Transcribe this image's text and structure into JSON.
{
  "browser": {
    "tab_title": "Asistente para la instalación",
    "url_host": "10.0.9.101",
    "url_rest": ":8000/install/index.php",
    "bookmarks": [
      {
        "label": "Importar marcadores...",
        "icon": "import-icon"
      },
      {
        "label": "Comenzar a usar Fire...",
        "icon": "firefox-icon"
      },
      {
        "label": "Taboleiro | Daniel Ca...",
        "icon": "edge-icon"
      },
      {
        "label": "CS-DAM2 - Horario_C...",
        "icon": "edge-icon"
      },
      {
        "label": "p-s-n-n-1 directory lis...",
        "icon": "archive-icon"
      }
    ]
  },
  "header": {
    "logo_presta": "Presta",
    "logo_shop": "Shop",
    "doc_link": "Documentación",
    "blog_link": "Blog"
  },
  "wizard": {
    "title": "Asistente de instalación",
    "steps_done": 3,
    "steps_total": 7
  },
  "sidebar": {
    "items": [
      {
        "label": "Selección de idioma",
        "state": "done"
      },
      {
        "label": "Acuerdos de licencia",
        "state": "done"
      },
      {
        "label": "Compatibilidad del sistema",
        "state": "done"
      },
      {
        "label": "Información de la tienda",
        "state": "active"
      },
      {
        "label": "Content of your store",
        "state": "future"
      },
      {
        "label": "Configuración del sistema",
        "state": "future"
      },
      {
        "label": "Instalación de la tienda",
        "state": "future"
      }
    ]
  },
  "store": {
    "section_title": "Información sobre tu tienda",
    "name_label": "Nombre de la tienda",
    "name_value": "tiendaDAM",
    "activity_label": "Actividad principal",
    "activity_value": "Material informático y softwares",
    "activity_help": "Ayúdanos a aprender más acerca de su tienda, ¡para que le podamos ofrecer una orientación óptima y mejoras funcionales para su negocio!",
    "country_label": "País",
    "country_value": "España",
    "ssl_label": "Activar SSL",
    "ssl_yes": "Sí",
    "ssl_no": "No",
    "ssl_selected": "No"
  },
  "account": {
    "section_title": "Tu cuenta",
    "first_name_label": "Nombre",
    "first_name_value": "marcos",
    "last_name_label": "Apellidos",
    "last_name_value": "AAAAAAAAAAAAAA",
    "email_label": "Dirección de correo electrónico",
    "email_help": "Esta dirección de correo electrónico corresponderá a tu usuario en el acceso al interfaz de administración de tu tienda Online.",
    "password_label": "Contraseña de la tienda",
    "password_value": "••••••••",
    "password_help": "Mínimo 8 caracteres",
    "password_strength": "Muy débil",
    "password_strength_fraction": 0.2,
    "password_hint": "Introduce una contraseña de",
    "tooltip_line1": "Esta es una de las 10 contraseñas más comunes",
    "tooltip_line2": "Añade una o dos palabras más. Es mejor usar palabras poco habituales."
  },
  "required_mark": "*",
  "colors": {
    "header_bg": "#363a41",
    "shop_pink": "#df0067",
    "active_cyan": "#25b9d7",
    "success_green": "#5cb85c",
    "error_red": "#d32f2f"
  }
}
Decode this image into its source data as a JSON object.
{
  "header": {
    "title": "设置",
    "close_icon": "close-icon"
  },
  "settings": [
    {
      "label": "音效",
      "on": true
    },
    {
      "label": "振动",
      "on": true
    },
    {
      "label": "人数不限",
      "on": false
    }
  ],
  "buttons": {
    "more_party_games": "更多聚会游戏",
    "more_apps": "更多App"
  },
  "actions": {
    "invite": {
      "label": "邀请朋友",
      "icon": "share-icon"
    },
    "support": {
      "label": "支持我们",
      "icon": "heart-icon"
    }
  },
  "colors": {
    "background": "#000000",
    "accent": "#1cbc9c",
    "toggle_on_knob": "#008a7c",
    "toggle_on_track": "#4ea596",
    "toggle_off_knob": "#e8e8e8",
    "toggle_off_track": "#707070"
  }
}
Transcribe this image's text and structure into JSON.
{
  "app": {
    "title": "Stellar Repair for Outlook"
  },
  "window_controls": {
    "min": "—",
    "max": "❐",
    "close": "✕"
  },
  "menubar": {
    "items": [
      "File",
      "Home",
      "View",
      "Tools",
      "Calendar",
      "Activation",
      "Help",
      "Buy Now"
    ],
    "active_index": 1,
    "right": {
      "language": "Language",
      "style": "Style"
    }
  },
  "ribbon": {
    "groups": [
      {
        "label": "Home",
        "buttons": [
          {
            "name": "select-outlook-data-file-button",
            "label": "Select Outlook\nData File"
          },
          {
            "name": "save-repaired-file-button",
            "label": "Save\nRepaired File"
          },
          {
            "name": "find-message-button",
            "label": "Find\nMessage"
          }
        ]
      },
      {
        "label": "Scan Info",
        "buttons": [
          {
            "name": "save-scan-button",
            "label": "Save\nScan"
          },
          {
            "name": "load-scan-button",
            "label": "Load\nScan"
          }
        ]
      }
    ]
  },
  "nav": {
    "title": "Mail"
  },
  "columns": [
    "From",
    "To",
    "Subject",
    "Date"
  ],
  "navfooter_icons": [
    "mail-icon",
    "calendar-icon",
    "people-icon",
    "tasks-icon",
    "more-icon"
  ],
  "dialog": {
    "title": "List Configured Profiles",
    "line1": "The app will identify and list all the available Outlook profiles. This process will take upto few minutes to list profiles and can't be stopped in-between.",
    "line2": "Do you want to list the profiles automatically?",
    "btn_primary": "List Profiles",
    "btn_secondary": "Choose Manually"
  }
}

※ ※ ※

> **Exercise details**
Transcribe every record above exactly as it appears.

> **Answer to this exercise**
Transcribe this image's text and structure into JSON.
{
  "browser": {
    "tab_title": "Asistente para la instalación",
    "url_host": "10.0.9.101",
    "url_rest": ":8000/install/index.php",
    "bookmarks": [
      {
        "label": "Importar marcadores...",
        "icon": "import-icon"
      },
      {
        "label": "Comenzar a usar Fire...",
        "icon": "firefox-icon"
      },
      {
        "label": "Taboleiro | Daniel Ca...",
        "icon": "edge-icon"
      },
      {
        "label": "CS-DAM2 - Horario_C...",
        "icon": "edge-icon"
      },
      {
        "label": "p-s-n-n-1 directory lis...",
        "icon": "archive-icon"
      }
    ]
  },
  "header": {
    "logo_presta": "Presta",
    "logo_shop": "Shop",
    "doc_link": "Documentación",
    "blog_link": "Blog"
  },
  "wizard": {
    "title": "Asistente de instalación",
    "steps_done": 3,
    "steps_total": 7
  },
  "sidebar": {
    "items": [
      {
        "label": "Selección de idioma",
        "state": "done"
      },
      {
        "label": "Acuerdos de licencia",
        "state": "done"
      },
      {
        "label": "Compatibilidad del sistema",
        "state": "done"
      },
      {
        "label": "Información de la tienda",
        "state": "active"
      },
      {
        "label": "Content of your store",
        "state": "future"
      },
      {
        "label": "Configuración del sistema",
        "state": "future"
      },
      {
        "label": "Instalación de la tienda",
        "state": "future"
      }
    ]
  },
  "store": {
    "section_title": "Información sobre tu tienda",
    "name_label": "Nombre de la tienda",
    "name_value": "tiendaDAM",
    "activity_label": "Actividad principal",
    "activity_value": "Material informático y softwares",
    "activity_help": "Ayúdanos a aprender más acerca de su tienda, ¡para que le podamos ofrecer una orientación óptima y mejoras funcionales para su negocio!",
    "country_label": "País",
    "country_value": "España",
    "ssl_label": "Activar SSL",
    "ssl_yes": "Sí",
    "ssl_no": "No",
    "ssl_selected": "No"
  },
  "account": {
    "section_title": "Tu cuenta",
    "first_name_label": "Nombre",
    "first_name_value": "marcos",
    "last_name_label": "Apellidos",
    "last_name_value": "AAAAAAAAAAAAAA",
    "email_label": "Dirección de correo electrónico",
    "email_help": "Esta dirección de correo electrónico corresponderá a tu usuario en el acceso al interfaz de administración de tu tienda Online.",
    "password_label": "Contraseña de la tienda",
    "password_value": "••••••••",
    "password_help": "Mínimo 8 caracteres",
    "password_strength": "Muy débil",
    "password_strength_fraction": 0.2,
    "password_hint": "Introduce una contraseña de",
    "tooltip_line1": "Esta es una de las 10 contraseñas más comunes",
    "tooltip_line2": "Añade una o dos palabras más. Es mejor usar palabras poco habituales."
  },
  "required_mark": "*",
  "colors": {
    "header_bg": "#363a41",
    "shop_pink": "#df0067",
    "active_cyan": "#25b9d7",
    "success_green": "#5cb85c",
    "error_red": "#d32f2f"
  }
}
Decode this image into its source data as a JSON object.
{
  "header": {
    "title": "设置",
    "close_icon": "close-icon"
  },
  "settings": [
    {
      "label": "音效",
      "on": true
    },
    {
      "label": "振动",
      "on": true
    },
    {
      "label": "人数不限",
      "on": false
    }
  ],
  "buttons": {
    "more_party_games": "更多聚会游戏",
    "more_apps": "更多App"
  },
  "actions": {
    "invite": {
      "label": "邀请朋友",
      "icon": "share-icon"
    },
    "support": {
      "label": "支持我们",
      "icon": "heart-icon"
    }
  },
  "colors": {
    "background": "#000000",
    "accent": "#1cbc9c",
    "toggle_on_knob": "#008a7c",
    "toggle_on_track": "#4ea596",
    "toggle_off_knob": "#e8e8e8",
    "toggle_off_track": "#707070"
  }
}
Transcribe this image's text and structure into JSON.
{
  "app": {
    "title": "Stellar Repair for Outlook"
  },
  "window_controls": {
    "min": "—",
    "max": "❐",
    "close": "✕"
  },
  "menubar": {
    "items": [
      "File",
      "Home",
      "View",
      "Tools",
      "Calendar",
      "Activation",
      "Help",
      "Buy Now"
    ],
    "active_index": 1,
    "right": {
      "language": "Language",
      "style": "Style"
    }
  },
  "ribbon": {
    "groups": [
      {
        "label": "Home",
        "buttons": [
          {
            "name": "select-outlook-data-file-button",
            "label": "Select Outlook\nData File"
          },
          {
            "name": "save-repaired-file-button",
            "label": "Save\nRepaired File"
          },
          {
            "name": "find-message-button",
            "label": "Find\nMessage"
          }
        ]
      },
      {
        "label": "Scan Info",
        "buttons": [
          {
            "name": "save-scan-button",
            "label": "Save\nScan"
          },
          {
            "name": "load-scan-button",
            "label": "Load\nScan"
          }
        ]
      }
    ]
  },
  "nav": {
    "title": "Mail"
  },
  "columns": [
    "From",
    "To",
    "Subject",
    "Date"
  ],
  "navfooter_icons": [
    "mail-icon",
    "calendar-icon",
    "people-icon",
    "tasks-icon",
    "more-icon"
  ],
  "dialog": {
    "title": "List Configured Profiles",
    "line1": "The app will identify and list all the available Outlook profiles. This process will take upto few minutes to list profiles and can't be stopped in-between.",
    "line2": "Do you want to list the profiles automatically?",
    "btn_primary": "List Profiles",
    "btn_secondary": "Choose Manually"
  }
}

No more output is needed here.